Problem description: How many lines of the data hold the word "developer"? State the number and nothing else.

Data listing:
+-------+
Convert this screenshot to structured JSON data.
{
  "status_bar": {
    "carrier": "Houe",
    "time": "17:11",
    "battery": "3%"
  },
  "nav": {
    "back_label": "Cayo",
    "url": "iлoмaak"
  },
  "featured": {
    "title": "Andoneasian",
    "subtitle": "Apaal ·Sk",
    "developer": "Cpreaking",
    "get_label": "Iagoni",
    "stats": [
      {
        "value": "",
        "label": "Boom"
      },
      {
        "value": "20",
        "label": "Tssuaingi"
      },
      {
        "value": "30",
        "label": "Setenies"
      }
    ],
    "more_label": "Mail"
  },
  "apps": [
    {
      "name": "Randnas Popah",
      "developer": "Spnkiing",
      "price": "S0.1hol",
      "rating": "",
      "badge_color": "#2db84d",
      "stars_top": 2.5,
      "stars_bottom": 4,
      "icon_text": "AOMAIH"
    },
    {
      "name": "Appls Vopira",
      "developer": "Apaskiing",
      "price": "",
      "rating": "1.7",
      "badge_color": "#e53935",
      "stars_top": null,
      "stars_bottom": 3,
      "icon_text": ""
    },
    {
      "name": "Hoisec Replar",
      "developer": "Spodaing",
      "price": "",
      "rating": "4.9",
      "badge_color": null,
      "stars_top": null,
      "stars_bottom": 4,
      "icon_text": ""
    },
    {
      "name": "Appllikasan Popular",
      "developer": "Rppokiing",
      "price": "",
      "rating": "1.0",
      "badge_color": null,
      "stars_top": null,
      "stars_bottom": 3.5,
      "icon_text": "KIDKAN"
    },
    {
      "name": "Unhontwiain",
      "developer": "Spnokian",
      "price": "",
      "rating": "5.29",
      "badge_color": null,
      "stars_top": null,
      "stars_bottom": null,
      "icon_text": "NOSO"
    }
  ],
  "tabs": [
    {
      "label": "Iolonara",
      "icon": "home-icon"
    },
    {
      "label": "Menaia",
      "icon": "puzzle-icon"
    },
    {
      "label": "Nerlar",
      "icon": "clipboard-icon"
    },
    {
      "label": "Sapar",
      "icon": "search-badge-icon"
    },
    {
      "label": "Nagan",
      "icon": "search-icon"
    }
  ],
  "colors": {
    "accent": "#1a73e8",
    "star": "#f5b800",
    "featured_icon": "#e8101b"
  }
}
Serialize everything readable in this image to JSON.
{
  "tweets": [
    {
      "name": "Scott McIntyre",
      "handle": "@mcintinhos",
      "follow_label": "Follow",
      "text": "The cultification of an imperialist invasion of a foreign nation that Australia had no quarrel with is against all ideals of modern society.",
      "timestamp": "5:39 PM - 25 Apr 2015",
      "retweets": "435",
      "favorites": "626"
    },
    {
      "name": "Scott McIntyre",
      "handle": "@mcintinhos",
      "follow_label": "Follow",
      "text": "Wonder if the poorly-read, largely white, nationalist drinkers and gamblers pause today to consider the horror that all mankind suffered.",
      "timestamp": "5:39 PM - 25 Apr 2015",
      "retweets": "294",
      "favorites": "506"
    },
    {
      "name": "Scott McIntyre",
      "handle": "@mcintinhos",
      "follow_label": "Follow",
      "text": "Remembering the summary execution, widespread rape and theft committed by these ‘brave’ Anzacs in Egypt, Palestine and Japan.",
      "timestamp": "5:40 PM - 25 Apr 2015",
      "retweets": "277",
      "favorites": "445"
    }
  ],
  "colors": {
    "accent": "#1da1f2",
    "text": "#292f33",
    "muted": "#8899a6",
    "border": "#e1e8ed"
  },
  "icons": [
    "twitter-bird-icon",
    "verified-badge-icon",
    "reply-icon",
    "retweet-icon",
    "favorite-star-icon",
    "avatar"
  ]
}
+-------+
Result of the task: 6